Problem details -> Below are some records; work out how many of their lines contain "subtitle" and give the number only.

Exercise input ->
--- start ---
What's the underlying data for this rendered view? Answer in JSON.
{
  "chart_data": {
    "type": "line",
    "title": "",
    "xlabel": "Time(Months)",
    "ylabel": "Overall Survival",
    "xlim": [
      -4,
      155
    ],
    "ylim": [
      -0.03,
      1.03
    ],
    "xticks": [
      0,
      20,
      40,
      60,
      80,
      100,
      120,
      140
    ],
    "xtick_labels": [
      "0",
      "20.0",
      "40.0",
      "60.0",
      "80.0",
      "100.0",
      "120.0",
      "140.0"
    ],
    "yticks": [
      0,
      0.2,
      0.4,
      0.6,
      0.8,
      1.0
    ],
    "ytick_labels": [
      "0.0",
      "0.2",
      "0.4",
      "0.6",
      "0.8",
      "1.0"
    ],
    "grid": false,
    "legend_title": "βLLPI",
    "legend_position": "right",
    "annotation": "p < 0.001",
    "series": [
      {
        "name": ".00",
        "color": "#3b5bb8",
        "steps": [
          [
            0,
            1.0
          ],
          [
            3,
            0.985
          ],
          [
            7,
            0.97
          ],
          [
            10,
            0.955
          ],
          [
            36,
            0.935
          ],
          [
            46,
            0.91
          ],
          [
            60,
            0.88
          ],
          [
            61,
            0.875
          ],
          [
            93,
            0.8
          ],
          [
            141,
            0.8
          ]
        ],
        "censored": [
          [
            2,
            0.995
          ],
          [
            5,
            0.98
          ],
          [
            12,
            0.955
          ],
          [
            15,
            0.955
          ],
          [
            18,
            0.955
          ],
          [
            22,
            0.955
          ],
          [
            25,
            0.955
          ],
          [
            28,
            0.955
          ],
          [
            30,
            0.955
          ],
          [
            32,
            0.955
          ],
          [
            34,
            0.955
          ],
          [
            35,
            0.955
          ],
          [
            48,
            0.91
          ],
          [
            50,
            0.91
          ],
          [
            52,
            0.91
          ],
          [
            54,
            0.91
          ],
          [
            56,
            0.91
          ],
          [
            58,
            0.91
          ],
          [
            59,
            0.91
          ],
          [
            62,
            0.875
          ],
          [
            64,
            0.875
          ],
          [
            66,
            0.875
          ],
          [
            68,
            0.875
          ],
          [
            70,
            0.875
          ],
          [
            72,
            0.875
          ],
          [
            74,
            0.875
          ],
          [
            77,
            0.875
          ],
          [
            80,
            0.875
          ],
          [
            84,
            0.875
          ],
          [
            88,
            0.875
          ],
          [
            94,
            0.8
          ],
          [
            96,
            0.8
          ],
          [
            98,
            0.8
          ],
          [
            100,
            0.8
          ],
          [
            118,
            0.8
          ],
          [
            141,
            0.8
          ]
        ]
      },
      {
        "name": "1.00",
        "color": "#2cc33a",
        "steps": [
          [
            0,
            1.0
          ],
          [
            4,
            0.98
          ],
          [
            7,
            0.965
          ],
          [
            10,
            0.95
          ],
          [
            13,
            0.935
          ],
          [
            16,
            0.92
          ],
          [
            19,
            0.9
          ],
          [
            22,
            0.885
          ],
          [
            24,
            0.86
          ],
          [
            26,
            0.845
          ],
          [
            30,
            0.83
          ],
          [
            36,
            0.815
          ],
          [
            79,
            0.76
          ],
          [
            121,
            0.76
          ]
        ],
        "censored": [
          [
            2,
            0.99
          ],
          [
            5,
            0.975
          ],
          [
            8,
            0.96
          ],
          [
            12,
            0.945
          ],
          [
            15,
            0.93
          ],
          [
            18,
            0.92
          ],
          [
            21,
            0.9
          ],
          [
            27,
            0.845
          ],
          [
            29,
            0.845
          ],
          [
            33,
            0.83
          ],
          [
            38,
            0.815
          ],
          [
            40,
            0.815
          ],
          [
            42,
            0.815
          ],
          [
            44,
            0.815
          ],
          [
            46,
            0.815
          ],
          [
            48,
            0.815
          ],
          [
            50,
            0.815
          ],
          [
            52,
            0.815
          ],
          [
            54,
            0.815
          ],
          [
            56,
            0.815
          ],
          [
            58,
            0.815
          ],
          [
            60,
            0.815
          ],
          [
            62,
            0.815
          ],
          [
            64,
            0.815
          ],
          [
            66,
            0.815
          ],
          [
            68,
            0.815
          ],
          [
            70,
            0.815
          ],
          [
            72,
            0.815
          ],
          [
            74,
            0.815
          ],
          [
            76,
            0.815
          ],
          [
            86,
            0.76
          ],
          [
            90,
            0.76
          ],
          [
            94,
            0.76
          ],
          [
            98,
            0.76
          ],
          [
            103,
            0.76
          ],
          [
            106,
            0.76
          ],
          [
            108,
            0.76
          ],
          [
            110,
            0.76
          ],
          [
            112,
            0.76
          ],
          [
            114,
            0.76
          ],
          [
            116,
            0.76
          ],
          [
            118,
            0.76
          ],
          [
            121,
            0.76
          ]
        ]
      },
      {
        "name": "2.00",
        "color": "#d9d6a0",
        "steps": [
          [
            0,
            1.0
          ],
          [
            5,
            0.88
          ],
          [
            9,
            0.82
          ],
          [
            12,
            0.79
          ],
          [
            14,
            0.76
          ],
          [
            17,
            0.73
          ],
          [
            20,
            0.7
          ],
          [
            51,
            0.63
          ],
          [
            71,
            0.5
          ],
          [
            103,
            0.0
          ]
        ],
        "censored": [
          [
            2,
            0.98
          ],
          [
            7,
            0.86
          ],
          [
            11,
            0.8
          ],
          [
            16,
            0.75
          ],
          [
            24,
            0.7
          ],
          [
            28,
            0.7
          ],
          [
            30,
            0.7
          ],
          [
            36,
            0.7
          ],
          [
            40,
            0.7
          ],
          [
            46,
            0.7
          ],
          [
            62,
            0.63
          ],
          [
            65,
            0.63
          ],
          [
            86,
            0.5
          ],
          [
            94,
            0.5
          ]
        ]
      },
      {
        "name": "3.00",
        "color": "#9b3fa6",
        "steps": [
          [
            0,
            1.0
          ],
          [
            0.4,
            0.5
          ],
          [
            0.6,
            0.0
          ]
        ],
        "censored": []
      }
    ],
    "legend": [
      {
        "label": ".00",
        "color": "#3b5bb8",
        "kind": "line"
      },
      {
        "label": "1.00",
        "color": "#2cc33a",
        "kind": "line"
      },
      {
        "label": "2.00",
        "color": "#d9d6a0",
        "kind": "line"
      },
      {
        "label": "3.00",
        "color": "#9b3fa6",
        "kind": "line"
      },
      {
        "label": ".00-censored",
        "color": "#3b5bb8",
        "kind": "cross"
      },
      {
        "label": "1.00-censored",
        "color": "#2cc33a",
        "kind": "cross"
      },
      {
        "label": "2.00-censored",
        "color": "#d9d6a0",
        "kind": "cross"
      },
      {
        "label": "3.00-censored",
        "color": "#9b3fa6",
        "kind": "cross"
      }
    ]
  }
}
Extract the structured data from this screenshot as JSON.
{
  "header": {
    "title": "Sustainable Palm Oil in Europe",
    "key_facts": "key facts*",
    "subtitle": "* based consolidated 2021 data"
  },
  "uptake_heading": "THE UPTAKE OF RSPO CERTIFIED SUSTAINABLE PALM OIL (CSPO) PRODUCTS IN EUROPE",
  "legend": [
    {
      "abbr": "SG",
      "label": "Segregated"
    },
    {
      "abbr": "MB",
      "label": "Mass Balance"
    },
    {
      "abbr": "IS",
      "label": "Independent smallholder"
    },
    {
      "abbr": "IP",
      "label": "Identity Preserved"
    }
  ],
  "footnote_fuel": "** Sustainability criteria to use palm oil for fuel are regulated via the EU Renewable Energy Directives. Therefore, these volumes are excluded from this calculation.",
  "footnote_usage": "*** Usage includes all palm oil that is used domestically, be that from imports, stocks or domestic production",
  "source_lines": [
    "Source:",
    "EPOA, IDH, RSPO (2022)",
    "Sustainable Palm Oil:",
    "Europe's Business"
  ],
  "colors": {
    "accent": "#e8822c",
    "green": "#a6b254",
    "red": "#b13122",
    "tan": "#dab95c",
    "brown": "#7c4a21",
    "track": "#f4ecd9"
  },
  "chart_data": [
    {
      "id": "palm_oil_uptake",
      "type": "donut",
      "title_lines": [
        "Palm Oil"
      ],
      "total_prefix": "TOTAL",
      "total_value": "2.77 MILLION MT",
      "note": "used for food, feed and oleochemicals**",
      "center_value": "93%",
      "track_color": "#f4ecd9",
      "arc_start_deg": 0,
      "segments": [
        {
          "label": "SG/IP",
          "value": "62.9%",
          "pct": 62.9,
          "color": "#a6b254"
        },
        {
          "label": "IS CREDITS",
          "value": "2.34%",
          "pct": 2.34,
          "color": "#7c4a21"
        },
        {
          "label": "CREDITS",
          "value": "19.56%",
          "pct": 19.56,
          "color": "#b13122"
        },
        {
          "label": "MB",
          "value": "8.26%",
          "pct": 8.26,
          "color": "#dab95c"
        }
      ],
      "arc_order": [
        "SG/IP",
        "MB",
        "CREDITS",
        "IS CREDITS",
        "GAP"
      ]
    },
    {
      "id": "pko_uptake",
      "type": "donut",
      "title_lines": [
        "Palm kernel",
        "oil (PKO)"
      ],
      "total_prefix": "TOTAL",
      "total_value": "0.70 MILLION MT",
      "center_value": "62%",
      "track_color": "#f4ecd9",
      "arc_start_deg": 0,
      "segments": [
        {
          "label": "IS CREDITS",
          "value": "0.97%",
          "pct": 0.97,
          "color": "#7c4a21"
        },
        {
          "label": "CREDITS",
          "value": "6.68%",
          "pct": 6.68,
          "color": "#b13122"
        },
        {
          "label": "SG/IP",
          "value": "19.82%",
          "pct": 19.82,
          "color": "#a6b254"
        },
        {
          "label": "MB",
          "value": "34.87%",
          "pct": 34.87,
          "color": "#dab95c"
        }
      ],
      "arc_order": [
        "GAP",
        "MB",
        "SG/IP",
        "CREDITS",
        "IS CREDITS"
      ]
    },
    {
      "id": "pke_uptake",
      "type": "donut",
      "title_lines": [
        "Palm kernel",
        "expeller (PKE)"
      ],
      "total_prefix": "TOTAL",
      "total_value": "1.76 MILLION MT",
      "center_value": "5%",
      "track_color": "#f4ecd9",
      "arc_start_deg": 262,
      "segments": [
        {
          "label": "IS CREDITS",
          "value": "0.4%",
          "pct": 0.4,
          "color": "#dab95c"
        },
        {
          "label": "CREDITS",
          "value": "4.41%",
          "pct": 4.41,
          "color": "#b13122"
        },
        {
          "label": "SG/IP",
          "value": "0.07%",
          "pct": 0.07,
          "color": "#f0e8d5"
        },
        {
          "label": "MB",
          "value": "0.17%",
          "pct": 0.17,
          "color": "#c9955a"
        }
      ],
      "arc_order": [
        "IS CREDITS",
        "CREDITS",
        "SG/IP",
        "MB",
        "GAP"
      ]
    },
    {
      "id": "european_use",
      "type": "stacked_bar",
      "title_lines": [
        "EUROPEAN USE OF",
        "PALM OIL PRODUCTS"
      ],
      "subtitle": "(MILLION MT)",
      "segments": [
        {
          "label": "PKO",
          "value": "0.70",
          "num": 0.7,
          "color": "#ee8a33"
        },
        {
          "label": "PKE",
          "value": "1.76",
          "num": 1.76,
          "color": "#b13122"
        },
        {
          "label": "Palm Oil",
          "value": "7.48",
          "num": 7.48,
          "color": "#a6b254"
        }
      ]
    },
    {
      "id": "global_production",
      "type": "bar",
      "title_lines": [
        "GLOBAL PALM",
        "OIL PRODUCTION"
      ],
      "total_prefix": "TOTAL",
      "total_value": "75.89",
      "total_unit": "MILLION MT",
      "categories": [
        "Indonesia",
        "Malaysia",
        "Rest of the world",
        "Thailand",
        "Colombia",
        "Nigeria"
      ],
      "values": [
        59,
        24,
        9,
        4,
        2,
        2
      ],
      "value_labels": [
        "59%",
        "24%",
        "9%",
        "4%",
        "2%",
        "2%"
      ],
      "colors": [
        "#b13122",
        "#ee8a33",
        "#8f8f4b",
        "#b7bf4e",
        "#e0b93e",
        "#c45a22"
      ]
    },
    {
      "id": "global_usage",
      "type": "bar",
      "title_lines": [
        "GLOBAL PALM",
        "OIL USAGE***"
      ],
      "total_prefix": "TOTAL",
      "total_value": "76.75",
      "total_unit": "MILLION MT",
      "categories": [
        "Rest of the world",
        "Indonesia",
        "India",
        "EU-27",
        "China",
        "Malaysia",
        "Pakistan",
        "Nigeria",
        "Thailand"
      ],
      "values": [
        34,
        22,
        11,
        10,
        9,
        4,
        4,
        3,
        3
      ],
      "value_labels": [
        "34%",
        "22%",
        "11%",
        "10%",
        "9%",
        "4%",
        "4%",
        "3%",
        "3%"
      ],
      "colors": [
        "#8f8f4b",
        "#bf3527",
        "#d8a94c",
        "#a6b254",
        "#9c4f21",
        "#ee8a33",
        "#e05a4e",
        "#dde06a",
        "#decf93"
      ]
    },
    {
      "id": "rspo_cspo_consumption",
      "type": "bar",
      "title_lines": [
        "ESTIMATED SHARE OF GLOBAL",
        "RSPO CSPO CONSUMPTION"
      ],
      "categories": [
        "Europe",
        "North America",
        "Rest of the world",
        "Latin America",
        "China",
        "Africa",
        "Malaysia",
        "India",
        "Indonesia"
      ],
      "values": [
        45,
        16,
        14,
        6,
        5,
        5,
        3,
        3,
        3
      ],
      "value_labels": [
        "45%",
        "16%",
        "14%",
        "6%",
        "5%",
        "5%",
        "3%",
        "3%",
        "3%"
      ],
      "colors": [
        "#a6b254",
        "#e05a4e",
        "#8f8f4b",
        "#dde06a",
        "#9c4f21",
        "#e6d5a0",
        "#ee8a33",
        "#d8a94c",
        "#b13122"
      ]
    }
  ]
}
--- end ---
Answer to the problem -> 2